▶ AIM
Your task is to output the data exactly as it stands.
┄┄┄┄┄┄
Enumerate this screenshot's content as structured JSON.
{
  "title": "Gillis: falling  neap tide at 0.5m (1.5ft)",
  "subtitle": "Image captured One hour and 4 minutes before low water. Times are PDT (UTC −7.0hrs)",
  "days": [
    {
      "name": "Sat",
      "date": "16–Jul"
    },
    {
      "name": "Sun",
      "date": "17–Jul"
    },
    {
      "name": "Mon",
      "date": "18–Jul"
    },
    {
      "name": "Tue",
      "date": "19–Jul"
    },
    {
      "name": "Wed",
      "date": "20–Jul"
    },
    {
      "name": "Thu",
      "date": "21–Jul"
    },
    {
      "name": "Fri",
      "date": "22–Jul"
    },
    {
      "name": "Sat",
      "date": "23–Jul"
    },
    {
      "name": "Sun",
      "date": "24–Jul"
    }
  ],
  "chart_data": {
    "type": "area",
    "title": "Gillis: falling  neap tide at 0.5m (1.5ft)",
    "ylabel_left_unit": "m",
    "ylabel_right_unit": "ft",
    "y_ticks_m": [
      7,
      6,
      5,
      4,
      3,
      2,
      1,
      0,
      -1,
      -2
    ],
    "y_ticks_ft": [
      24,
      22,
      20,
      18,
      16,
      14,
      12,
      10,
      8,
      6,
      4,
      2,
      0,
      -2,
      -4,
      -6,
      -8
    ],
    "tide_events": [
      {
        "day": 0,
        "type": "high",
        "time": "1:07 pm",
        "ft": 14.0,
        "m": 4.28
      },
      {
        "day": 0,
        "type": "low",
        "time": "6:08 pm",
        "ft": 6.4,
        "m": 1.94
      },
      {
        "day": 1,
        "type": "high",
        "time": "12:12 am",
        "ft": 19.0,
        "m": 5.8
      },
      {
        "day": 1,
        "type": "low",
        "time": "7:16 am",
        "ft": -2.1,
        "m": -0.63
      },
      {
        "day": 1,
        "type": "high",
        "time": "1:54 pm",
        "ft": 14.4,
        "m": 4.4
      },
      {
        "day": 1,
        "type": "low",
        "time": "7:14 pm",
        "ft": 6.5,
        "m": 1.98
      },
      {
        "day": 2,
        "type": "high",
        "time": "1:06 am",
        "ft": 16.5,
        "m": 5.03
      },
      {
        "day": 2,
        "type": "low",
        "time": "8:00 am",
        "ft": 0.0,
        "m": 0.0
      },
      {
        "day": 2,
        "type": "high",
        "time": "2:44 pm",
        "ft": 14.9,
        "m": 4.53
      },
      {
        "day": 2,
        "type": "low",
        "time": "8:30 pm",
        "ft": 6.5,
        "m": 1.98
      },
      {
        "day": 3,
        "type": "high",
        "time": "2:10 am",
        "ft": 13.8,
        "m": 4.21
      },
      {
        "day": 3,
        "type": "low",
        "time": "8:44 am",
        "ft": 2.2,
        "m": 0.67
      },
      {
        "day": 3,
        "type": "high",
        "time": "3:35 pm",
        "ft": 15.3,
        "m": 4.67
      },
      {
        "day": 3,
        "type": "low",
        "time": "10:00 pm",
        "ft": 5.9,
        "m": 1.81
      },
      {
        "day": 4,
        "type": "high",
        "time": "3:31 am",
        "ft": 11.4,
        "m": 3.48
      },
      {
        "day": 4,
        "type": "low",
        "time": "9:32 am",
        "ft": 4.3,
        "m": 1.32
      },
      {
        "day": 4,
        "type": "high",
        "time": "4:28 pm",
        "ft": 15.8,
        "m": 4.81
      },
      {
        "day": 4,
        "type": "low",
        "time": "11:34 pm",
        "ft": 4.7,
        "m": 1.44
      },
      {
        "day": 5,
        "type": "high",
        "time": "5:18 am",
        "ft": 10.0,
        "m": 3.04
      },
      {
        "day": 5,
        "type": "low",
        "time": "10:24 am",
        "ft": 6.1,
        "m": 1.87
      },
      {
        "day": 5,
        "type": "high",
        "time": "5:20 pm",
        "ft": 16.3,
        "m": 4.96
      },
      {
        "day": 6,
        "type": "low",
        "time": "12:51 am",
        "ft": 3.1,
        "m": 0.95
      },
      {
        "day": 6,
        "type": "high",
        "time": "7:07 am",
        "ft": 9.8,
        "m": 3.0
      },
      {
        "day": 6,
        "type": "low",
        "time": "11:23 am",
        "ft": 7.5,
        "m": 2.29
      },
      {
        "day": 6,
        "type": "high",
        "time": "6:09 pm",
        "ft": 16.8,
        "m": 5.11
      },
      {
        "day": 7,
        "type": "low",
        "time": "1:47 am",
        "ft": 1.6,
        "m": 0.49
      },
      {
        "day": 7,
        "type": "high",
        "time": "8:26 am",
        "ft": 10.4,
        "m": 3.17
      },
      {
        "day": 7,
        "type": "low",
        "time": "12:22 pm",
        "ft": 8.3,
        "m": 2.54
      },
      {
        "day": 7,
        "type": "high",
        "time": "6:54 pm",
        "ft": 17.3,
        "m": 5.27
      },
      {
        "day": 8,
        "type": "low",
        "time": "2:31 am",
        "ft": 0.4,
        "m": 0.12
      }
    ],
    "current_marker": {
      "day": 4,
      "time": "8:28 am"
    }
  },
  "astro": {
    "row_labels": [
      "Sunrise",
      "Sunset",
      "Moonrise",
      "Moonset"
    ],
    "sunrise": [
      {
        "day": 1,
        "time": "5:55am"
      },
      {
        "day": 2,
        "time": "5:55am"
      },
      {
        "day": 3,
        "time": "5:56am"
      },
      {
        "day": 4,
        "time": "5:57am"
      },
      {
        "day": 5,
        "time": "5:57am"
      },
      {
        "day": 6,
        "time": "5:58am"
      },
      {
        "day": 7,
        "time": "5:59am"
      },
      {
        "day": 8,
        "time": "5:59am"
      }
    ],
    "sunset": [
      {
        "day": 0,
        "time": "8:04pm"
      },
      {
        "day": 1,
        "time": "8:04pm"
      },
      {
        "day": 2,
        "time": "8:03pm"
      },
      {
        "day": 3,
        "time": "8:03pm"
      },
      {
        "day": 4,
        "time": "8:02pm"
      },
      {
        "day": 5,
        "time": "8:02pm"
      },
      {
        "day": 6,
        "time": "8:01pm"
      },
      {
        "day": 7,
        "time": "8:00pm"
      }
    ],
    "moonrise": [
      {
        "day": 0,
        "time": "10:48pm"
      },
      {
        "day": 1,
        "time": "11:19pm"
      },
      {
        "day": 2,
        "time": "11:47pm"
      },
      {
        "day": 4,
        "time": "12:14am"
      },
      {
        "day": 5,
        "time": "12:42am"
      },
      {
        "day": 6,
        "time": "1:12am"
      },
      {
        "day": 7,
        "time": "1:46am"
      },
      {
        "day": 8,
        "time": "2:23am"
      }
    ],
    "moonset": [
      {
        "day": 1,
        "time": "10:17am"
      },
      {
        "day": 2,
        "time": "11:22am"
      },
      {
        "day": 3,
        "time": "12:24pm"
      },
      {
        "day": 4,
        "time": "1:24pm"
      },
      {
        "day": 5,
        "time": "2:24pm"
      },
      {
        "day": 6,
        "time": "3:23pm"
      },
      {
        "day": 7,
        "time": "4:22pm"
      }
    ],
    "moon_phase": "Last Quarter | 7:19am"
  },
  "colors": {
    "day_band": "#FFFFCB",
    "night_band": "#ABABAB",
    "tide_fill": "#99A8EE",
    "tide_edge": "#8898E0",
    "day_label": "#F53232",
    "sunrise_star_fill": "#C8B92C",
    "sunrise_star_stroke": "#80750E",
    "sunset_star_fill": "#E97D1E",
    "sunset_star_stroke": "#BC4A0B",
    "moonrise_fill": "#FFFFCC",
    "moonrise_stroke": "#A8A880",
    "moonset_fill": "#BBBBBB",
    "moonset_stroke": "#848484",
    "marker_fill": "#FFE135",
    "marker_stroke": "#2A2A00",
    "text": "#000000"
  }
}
┄┄┄┄┄┄
▶ RESULT
Enumerate this screenshot's content as structured JSON.
{
  "title": "Gillis: falling  neap tide at 0.5m (1.5ft)",
  "subtitle": "Image captured One hour and 4 minutes before low water. Times are PDT (UTC −7.0hrs)",
  "days": [
    {
      "name": "Sat",
      "date": "16–Jul"
    },
    {
      "name": "Sun",
      "date": "17–Jul"
    },
    {
      "name": "Mon",
      "date": "18–Jul"
    },
    {
      "name": "Tue",
      "date": "19–Jul"
    },
    {
      "name": "Wed",
      "date": "20–Jul"
    },
    {
      "name": "Thu",
      "date": "21–Jul"
    },
    {
      "name": "Fri",
      "date": "22–Jul"
    },
    {
      "name": "Sat",
      "date": "23–Jul"
    },
    {
      "name": "Sun",
      "date": "24–Jul"
    }
  ],
  "chart_data": {
    "type": "area",
    "title": "Gillis: falling  neap tide at 0.5m (1.5ft)",
    "ylabel_left_unit": "m",
    "ylabel_right_unit": "ft",
    "y_ticks_m": [
      7,
      6,
      5,
      4,
      3,
      2,
      1,
      0,
      -1,
      -2
    ],
    "y_ticks_ft": [
      24,
      22,
      20,
      18,
      16,
      14,
      12,
      10,
      8,
      6,
      4,
      2,
      0,
      -2,
      -4,
      -6,
      -8
    ],
    "tide_events": [
      {
        "day": 0,
        "type": "high",
        "time": "1:07 pm",
        "ft": 14.0,
        "m": 4.28
      },
      {
        "day": 0,
        "type": "low",
        "time": "6:08 pm",
        "ft": 6.4,
        "m": 1.94
      },
      {
        "day": 1,
        "type": "high",
        "time": "12:12 am",
        "ft": 19.0,
        "m": 5.8
      },
      {
        "day": 1,
        "type": "low",
        "time": "7:16 am",
        "ft": -2.1,
        "m": -0.63
      },
      {
        "day": 1,
        "type": "high",
        "time": "1:54 pm",
        "ft": 14.4,
        "m": 4.4
      },
      {
        "day": 1,
        "type": "low",
        "time": "7:14 pm",
        "ft": 6.5,
        "m": 1.98
      },
      {
        "day": 2,
        "type": "high",
        "time": "1:06 am",
        "ft": 16.5,
        "m": 5.03
      },
      {
        "day": 2,
        "type": "low",
        "time": "8:00 am",
        "ft": 0.0,
        "m": 0.0
      },
      {
        "day": 2,
        "type": "high",
        "time": "2:44 pm",
        "ft": 14.9,
        "m": 4.53
      },
      {
        "day": 2,
        "type": "low",
        "time": "8:30 pm",
        "ft": 6.5,
        "m": 1.98
      },
      {
        "day": 3,
        "type": "high",
        "time": "2:10 am",
        "ft": 13.8,
        "m": 4.21
      },
      {
        "day": 3,
        "type": "low",
        "time": "8:44 am",
        "ft": 2.2,
        "m": 0.67
      },
      {
        "day": 3,
        "type": "high",
        "time": "3:35 pm",
        "ft": 15.3,
        "m": 4.67
      },
      {
        "day": 3,
        "type": "low",
        "time": "10:00 pm",
        "ft": 5.9,
        "m": 1.81
      },
      {
        "day": 4,
        "type": "high",
        "time": "3:31 am",
        "ft": 11.4,
        "m": 3.48
      },
      {
        "day": 4,
        "type": "low",
        "time": "9:32 am",
        "ft": 4.3,
        "m": 1.32
      },
      {
        "day": 4,
        "type": "high",
        "time": "4:28 pm",
        "ft": 15.8,
        "m": 4.81
      },
      {
        "day": 4,
        "type": "low",
        "time": "11:34 pm",
        "ft": 4.7,
        "m": 1.44
      },
      {
        "day": 5,
        "type": "high",
        "time": "5:18 am",
        "ft": 10.0,
        "m": 3.04
      },
      {
        "day": 5,
        "type": "low",
        "time": "10:24 am",
        "ft": 6.1,
        "m": 1.87
      },
      {
        "day": 5,
        "type": "high",
        "time": "5:20 pm",
        "ft": 16.3,
        "m": 4.96
      },
      {
        "day": 6,
        "type": "low",
        "time": "12:51 am",
        "ft": 3.1,
        "m": 0.95
      },
      {
        "day": 6,
        "type": "high",
        "time": "7:07 am",
        "ft": 9.8,
        "m": 3.0
      },
      {
        "day": 6,
        "type": "low",
        "time": "11:23 am",
        "ft": 7.5,
        "m": 2.29
      },
      {
        "day": 6,
        "type": "high",
        "time": "6:09 pm",
        "ft": 16.8,
        "m": 5.11
      },
      {
        "day": 7,
        "type": "low",
        "time": "1:47 am",
        "ft": 1.6,
        "m": 0.49
      },
      {
        "day": 7,
        "type": "high",
        "time": "8:26 am",
        "ft": 10.4,
        "m": 3.17
      },
      {
        "day": 7,
        "type": "low",
        "time": "12:22 pm",
        "ft": 8.3,
        "m": 2.54
      },
      {
        "day": 7,
        "type": "high",
        "time": "6:54 pm",
        "ft": 17.3,
        "m": 5.27
      },
      {
        "day": 8,
        "type": "low",
        "time": "2:31 am",
        "ft": 0.4,
        "m": 0.12
      }
    ],
    "current_marker": {
      "day": 4,
      "time": "8:28 am"
    }
  },
  "astro": {
    "row_labels": [
      "Sunrise",
      "Sunset",
      "Moonrise",
      "Moonset"
    ],
    "sunrise": [
      {
        "day": 1,
        "time": "5:55am"
      },
      {
        "day": 2,
        "time": "5:55am"
      },
      {
        "day": 3,
        "time": "5:56am"
      },
      {
        "day": 4,
        "time": "5:57am"
      },
      {
        "day": 5,
        "time": "5:57am"
      },
      {
        "day": 6,
        "time": "5:58am"
      },
      {
        "day": 7,
        "time": "5:59am"
      },
      {
        "day": 8,
        "time": "5:59am"
      }
    ],
    "sunset": [
      {
        "day": 0,
        "time": "8:04pm"
      },
      {
        "day": 1,
        "time": "8:04pm"
      },
      {
        "day": 2,
        "time": "8:03pm"
      },
      {
        "day": 3,
        "time": "8:03pm"
      },
      {
        "day": 4,
        "time": "8:02pm"
      },
      {
        "day": 5,
        "time": "8:02pm"
      },
      {
        "day": 6,
        "time": "8:01pm"
      },
      {
        "day": 7,
        "time": "8:00pm"
      }
    ],
    "moonrise": [
      {
        "day": 0,
        "time": "10:48pm"
      },
      {
        "day": 1,
        "time": "11:19pm"
      },
      {
        "day": 2,
        "time": "11:47pm"
      },
      {
        "day": 4,
        "time": "12:14am"
      },
      {
        "day": 5,
        "time": "12:42am"
      },
      {
        "day": 6,
        "time": "1:12am"
      },
      {
        "day": 7,
        "time": "1:46am"
      },
      {
        "day": 8,
        "time": "2:23am"
      }
    ],
    "moonset": [
      {
        "day": 1,
        "time": "10:17am"
      },
      {
        "day": 2,
        "time": "11:22am"
      },
      {
        "day": 3,
        "time": "12:24pm"
      },
      {
        "day": 4,
        "time": "1:24pm"
      },
      {
        "day": 5,
        "time": "2:24pm"
      },
      {
        "day": 6,
        "time": "3:23pm"
      },
      {
        "day": 7,
        "time": "4:22pm"
      }
    ],
    "moon_phase": "Last Quarter | 7:19am"
  },
  "colors": {
    "day_band": "#FFFFCB",
    "night_band": "#ABABAB",
    "tide_fill": "#99A8EE",
    "tide_edge": "#8898E0",
    "day_label": "#F53232",
    "sunrise_star_fill": "#C8B92C",
    "sunrise_star_stroke": "#80750E",
    "sunset_star_fill": "#E97D1E",
    "sunset_star_stroke": "#BC4A0B",
    "moonrise_fill": "#FFFFCC",
    "moonrise_stroke": "#A8A880",
    "moonset_fill": "#BBBBBB",
    "moonset_stroke": "#848484",
    "marker_fill": "#FFE135",
    "marker_stroke": "#2A2A00",
    "text": "#000000"
  }
}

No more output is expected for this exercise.